— Short task —
Reproduce each line that includes the word "Cash".

--- START ---

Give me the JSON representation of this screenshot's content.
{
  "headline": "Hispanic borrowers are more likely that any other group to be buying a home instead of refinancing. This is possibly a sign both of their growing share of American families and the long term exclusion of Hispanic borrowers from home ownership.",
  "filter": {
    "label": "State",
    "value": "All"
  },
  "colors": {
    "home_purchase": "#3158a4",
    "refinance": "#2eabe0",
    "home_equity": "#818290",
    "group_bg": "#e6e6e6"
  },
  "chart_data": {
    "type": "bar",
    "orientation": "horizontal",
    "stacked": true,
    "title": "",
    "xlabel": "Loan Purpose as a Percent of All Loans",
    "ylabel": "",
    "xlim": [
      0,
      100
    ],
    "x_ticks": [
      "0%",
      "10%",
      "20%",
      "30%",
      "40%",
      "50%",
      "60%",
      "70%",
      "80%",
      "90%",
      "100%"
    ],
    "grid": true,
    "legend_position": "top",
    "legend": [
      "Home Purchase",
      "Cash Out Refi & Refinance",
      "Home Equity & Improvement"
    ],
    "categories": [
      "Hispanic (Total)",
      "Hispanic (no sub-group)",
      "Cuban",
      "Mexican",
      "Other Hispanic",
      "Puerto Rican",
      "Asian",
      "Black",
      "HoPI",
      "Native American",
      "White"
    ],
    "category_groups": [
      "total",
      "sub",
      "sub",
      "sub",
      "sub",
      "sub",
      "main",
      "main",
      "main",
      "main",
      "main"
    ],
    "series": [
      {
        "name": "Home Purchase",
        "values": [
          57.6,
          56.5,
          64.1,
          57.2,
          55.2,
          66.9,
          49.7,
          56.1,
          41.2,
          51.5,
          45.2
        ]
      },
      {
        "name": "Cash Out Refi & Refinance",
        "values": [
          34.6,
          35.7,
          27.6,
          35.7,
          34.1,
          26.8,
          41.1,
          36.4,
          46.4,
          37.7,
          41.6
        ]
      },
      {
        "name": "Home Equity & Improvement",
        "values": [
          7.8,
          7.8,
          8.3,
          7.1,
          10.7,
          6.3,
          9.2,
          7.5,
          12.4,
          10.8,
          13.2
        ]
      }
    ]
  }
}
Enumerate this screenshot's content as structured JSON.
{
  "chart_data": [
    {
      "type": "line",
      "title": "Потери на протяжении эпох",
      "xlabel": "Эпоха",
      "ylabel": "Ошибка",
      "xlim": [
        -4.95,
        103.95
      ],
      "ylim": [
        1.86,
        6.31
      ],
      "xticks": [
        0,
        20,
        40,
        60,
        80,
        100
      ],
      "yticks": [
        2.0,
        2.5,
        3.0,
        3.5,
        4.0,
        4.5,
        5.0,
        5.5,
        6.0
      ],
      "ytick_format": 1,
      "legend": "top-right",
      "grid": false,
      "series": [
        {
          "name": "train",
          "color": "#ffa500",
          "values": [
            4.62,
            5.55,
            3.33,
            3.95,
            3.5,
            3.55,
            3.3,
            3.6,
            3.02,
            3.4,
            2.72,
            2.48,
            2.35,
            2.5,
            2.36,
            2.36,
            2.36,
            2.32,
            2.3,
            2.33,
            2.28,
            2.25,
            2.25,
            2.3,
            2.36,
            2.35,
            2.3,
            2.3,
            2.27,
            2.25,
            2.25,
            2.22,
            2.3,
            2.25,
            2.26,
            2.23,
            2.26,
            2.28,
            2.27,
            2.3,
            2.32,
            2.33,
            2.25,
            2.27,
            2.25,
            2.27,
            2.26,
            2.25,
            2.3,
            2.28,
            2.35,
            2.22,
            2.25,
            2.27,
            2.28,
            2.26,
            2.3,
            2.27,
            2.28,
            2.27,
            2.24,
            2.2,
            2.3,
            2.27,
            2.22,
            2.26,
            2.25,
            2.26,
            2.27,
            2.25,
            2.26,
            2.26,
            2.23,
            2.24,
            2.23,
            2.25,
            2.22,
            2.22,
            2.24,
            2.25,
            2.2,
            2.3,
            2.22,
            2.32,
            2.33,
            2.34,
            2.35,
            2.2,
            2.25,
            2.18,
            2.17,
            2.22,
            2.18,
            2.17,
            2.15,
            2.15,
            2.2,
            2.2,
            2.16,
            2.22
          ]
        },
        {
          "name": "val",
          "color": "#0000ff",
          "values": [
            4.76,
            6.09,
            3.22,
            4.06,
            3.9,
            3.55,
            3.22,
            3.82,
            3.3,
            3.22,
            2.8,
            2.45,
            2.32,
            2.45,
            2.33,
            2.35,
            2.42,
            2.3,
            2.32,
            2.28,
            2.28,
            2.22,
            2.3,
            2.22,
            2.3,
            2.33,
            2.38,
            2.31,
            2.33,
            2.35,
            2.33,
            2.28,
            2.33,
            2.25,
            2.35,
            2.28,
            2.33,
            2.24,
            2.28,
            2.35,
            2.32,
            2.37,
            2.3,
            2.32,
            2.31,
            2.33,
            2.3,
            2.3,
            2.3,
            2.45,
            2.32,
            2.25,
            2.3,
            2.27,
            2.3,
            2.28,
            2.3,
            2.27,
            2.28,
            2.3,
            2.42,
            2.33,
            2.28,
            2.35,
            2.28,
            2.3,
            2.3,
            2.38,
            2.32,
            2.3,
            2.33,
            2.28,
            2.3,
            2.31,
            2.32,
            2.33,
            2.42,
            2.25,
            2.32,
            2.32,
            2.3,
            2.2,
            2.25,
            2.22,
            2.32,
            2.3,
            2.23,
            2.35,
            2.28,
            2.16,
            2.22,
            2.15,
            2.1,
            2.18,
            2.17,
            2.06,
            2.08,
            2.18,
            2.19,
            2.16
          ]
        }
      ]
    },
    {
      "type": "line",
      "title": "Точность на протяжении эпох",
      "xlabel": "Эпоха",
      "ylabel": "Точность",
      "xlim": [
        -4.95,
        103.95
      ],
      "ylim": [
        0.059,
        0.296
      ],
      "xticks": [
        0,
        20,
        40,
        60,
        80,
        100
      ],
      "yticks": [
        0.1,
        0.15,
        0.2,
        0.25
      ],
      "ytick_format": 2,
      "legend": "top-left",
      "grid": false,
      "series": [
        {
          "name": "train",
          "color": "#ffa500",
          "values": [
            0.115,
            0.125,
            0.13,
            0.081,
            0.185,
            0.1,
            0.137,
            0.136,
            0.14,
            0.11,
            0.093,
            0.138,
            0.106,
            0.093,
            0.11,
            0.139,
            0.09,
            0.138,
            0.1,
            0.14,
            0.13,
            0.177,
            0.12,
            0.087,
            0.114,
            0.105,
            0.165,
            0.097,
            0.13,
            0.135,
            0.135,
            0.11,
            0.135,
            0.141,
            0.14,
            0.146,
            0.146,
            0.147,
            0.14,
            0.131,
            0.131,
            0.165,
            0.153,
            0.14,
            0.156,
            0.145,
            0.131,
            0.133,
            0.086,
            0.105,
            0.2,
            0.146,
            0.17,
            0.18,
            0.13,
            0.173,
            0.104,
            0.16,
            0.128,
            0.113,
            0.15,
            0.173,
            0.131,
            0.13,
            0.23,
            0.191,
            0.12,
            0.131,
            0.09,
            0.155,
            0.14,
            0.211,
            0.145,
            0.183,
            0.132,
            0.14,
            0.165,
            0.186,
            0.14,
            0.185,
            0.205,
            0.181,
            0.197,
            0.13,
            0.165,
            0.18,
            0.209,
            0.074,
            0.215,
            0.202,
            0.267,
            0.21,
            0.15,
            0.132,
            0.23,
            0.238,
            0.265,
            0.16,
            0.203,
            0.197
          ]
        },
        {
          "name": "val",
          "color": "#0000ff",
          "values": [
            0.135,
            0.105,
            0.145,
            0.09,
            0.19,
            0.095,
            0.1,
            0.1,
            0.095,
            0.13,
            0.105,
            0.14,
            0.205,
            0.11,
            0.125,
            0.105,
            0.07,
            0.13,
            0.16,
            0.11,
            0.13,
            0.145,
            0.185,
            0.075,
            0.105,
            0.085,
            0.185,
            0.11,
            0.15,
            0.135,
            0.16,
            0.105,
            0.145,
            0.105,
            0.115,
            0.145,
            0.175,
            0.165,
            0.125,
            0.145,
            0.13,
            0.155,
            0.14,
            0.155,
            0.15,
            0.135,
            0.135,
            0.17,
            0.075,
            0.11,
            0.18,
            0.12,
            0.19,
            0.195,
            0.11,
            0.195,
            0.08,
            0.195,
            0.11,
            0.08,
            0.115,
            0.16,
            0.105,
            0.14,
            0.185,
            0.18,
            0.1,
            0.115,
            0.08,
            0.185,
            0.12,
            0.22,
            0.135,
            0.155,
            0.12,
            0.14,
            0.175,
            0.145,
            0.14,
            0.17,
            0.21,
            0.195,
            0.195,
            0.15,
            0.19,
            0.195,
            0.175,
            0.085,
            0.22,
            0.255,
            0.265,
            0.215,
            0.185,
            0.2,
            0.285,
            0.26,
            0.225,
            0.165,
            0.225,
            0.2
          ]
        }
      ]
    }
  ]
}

--- END ---

— Output for this task —
      "Cash Out Refi & Refinance",
        "name": "Cash Out Refi & Refinance",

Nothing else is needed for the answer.